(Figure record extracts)
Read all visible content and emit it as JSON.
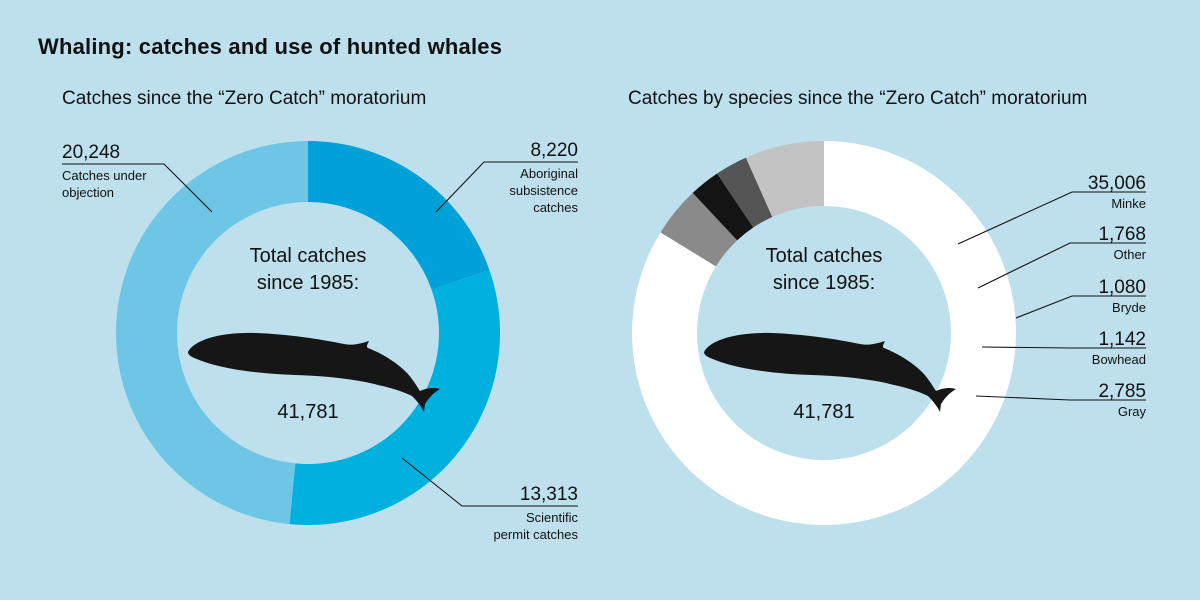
{
  "title": "Whaling: catches and use of hunted whales",
  "chart_data": [
    {
      "type": "pie",
      "subtitle": "Catches since the “Zero Catch” moratorium",
      "center_text": [
        "Total catches",
        "since 1985:"
      ],
      "total": "41,781",
      "series": [
        {
          "value": 8220,
          "value_label": "8,220",
          "label": [
            "Aboriginal",
            "subsistence",
            "catches"
          ],
          "color": "#00a0d8"
        },
        {
          "value": 13313,
          "value_label": "13,313",
          "label": [
            "Scientific",
            "permit catches"
          ],
          "color": "#00b1e0"
        },
        {
          "value": 20248,
          "value_label": "20,248",
          "label": [
            "Catches under",
            "objection"
          ],
          "color": "#6ec6e6"
        }
      ]
    },
    {
      "type": "pie",
      "subtitle": "Catches by species since the “Zero Catch” moratorium",
      "center_text": [
        "Total catches",
        "since 1985:"
      ],
      "total": "41,781",
      "series": [
        {
          "value": 35006,
          "value_label": "35,006",
          "label": [
            "Minke"
          ],
          "color": "#ffffff"
        },
        {
          "value": 1768,
          "value_label": "1,768",
          "label": [
            "Other"
          ],
          "color": "#8a8a8a"
        },
        {
          "value": 1080,
          "value_label": "1,080",
          "label": [
            "Bryde"
          ],
          "color": "#141414"
        },
        {
          "value": 1142,
          "value_label": "1,142",
          "label": [
            "Bowhead"
          ],
          "color": "#555555"
        },
        {
          "value": 2785,
          "value_label": "2,785",
          "label": [
            "Gray"
          ],
          "color": "#c3c3c3"
        }
      ]
    }
  ]
}
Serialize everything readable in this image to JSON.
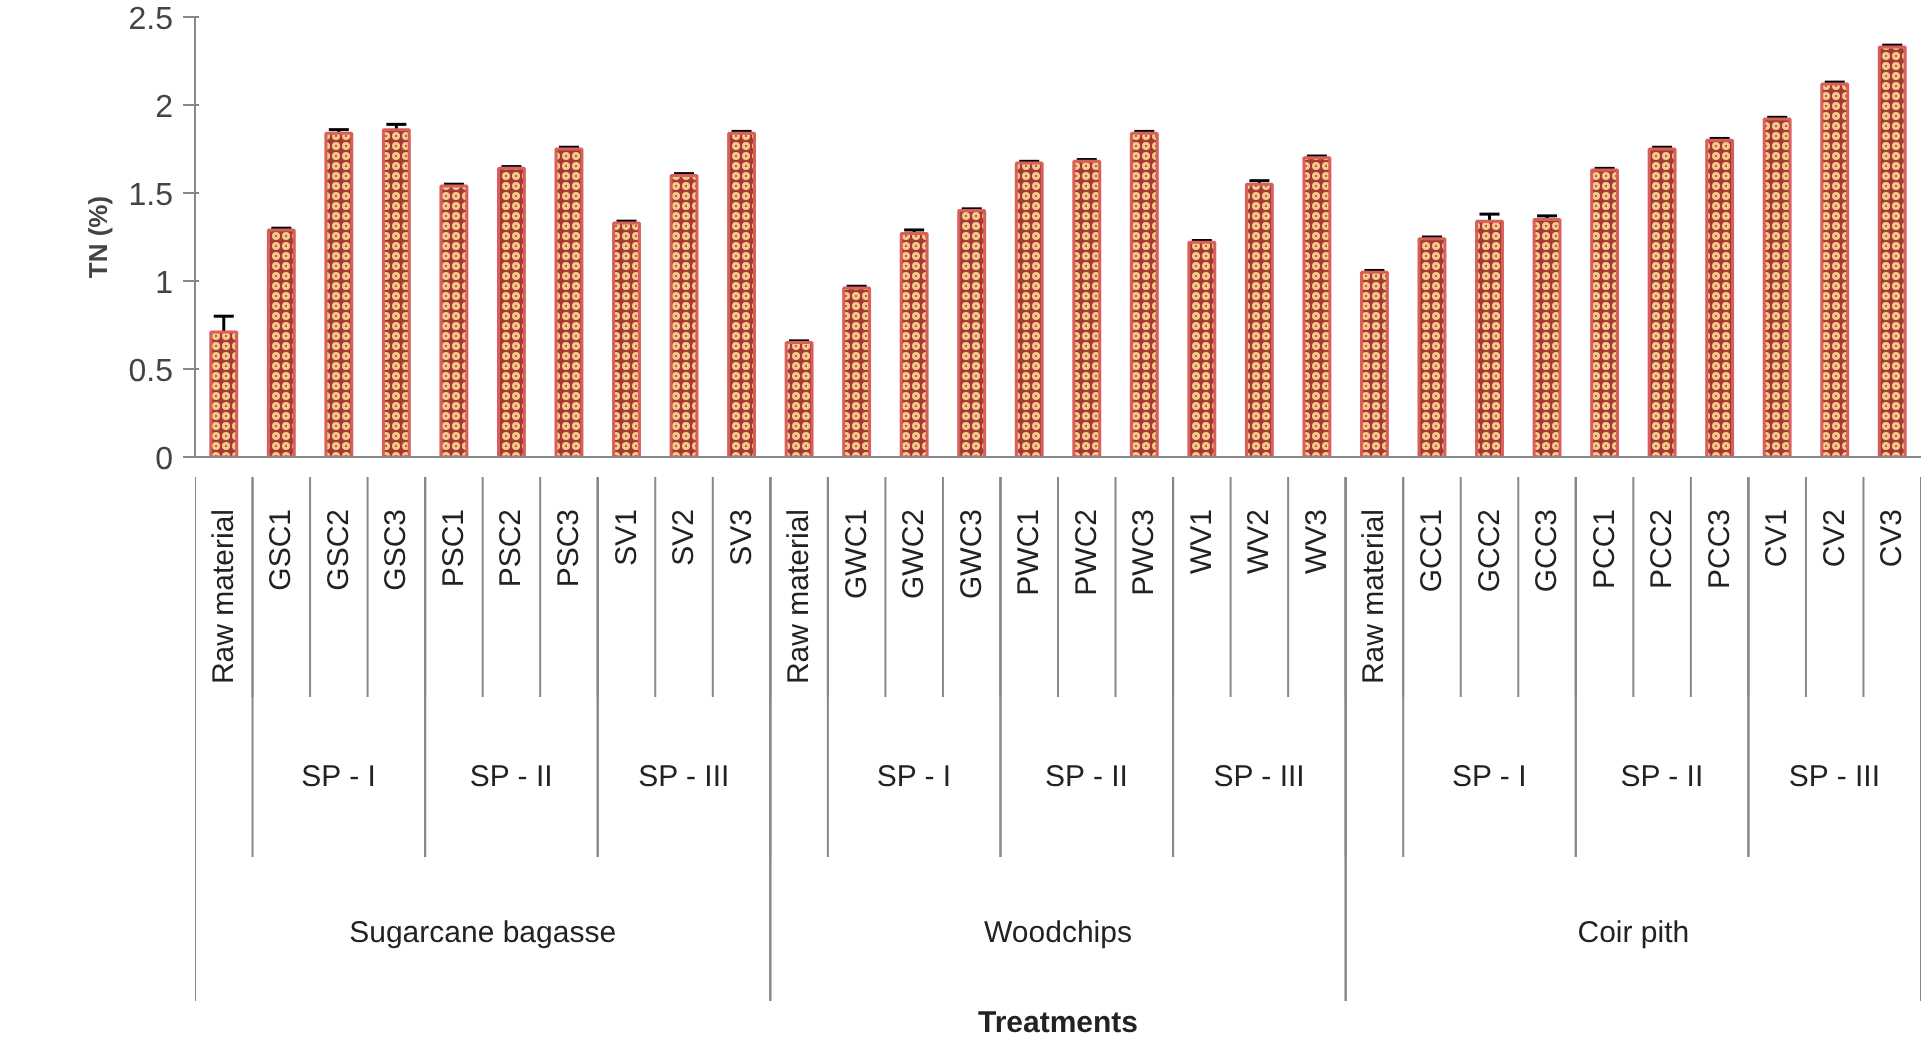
{
  "chart_data": {
    "type": "bar",
    "ylabel": "TN (%)",
    "categories": [
      "Raw material",
      "GSC1",
      "GSC2",
      "GSC3",
      "PSC1",
      "PSC2",
      "PSC3",
      "SV1",
      "SV2",
      "SV3",
      "Raw material",
      "GWC1",
      "GWC2",
      "GWC3",
      "PWC1",
      "PWC2",
      "PWC3",
      "WV1",
      "WV2",
      "WV3",
      "Raw material",
      "GCC1",
      "GCC2",
      "GCC3",
      "PCC1",
      "PCC2",
      "PCC3",
      "CV1",
      "CV2",
      "CV3"
    ],
    "values": [
      0.71,
      1.29,
      1.84,
      1.86,
      1.54,
      1.64,
      1.75,
      1.33,
      1.6,
      1.84,
      0.65,
      0.96,
      1.27,
      1.4,
      1.67,
      1.68,
      1.84,
      1.22,
      1.55,
      1.7,
      1.05,
      1.24,
      1.34,
      1.35,
      1.63,
      1.75,
      1.8,
      1.92,
      2.12,
      2.33
    ],
    "errors": [
      0.09,
      0.01,
      0.02,
      0.03,
      0.01,
      0.01,
      0.01,
      0.01,
      0.01,
      0.01,
      0.01,
      0.01,
      0.02,
      0.01,
      0.01,
      0.01,
      0.01,
      0.01,
      0.02,
      0.01,
      0.01,
      0.01,
      0.04,
      0.02,
      0.01,
      0.01,
      0.01,
      0.01,
      0.01,
      0.01
    ],
    "color": "#a33a36",
    "ylim": [
      0,
      2.5
    ],
    "yticks": [
      0,
      0.5,
      1,
      1.5,
      2,
      2.5
    ],
    "grid": false,
    "annotations": [
      "SP - I",
      "SP - II",
      "SP - III",
      "SP - I",
      "SP - II",
      "SP - III",
      "SP - I",
      "SP - II",
      "SP - III",
      "Sugarcane bagasse",
      "Woodchips",
      "Coir pith",
      "Treatments"
    ]
  }
}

Task requirements:
Print all of the entries word for word. Omit the pictures they contain.

The output:
Read all visible content and emit it as JSON.
{
  "title": "Whaling: catches and use of hunted whales",
  "chart_data": [
    {
      "type": "pie",
      "subtitle": "Catches since the “Zero Catch” moratorium",
      "center_text": [
        "Total catches",
        "since 1985:"
      ],
      "total": "41,781",
      "series": [
        {
          "value": 8220,
          "value_label": "8,220",
          "label": [
            "Aboriginal",
            "subsistence",
            "catches"
          ],
          "color": "#00a0d8"
        },
        {
          "value": 13313,
          "value_label": "13,313",
          "label": [
            "Scientific",
            "permit catches"
          ],
          "color": "#00b1e0"
        },
        {
          "value": 20248,
          "value_label": "20,248",
          "label": [
            "Catches under",
            "objection"
          ],
          "color": "#6ec6e6"
        }
      ]
    },
    {
      "type": "pie",
      "subtitle": "Catches by species since the “Zero Catch” moratorium",
      "center_text": [
        "Total catches",
        "since 1985:"
      ],
      "total": "41,781",
      "series": [
        {
          "value": 35006,
          "value_label": "35,006",
          "label": [
            "Minke"
          ],
          "color": "#ffffff"
        },
        {
          "value": 1768,
          "value_label": "1,768",
          "label": [
            "Other"
          ],
          "color": "#8a8a8a"
        },
        {
          "value": 1080,
          "value_label": "1,080",
          "label": [
            "Bryde"
          ],
          "color": "#141414"
        },
        {
          "value": 1142,
          "value_label": "1,142",
          "label": [
            "Bowhead"
          ],
          "color": "#555555"
        },
        {
          "value": 2785,
          "value_label": "2,785",
          "label": [
            "Gray"
          ],
          "color": "#c3c3c3"
        }
      ]
    }
  ]
}
Serialize everything readable in this image to JSON.
{
  "chart_data": {
    "type": "bar",
    "ylabel": "TN (%)",
    "categories": [
      "Raw material",
      "GSC1",
      "GSC2",
      "GSC3",
      "PSC1",
      "PSC2",
      "PSC3",
      "SV1",
      "SV2",
      "SV3",
      "Raw material",
      "GWC1",
      "GWC2",
      "GWC3",
      "PWC1",
      "PWC2",
      "PWC3",
      "WV1",
      "WV2",
      "WV3",
      "Raw material",
      "GCC1",
      "GCC2",
      "GCC3",
      "PCC1",
      "PCC2",
      "PCC3",
      "CV1",
      "CV2",
      "CV3"
    ],
    "values": [
      0.71,
      1.29,
      1.84,
      1.86,
      1.54,
      1.64,
      1.75,
      1.33,
      1.6,
      1.84,
      0.65,
      0.96,
      1.27,
      1.4,
      1.67,
      1.68,
      1.84,
      1.22,
      1.55,
      1.7,
      1.05,
      1.24,
      1.34,
      1.35,
      1.63,
      1.75,
      1.8,
      1.92,
      2.12,
      2.33
    ],
    "errors": [
      0.09,
      0.01,
      0.02,
      0.03,
      0.01,
      0.01,
      0.01,
      0.01,
      0.01,
      0.01,
      0.01,
      0.01,
      0.02,
      0.01,
      0.01,
      0.01,
      0.01,
      0.01,
      0.02,
      0.01,
      0.01,
      0.01,
      0.04,
      0.02,
      0.01,
      0.01,
      0.01,
      0.01,
      0.01,
      0.01
    ],
    "color": "#a33a36",
    "ylim": [
      0,
      2.5
    ],
    "yticks": [
      0,
      0.5,
      1,
      1.5,
      2,
      2.5
    ],
    "grid": false,
    "annotations": [
      "SP - I",
      "SP - II",
      "SP - III",
      "SP - I",
      "SP - II",
      "SP - III",
      "SP - I",
      "SP - II",
      "SP - III",
      "Sugarcane bagasse",
      "Woodchips",
      "Coir pith",
      "Treatments"
    ]
  }
}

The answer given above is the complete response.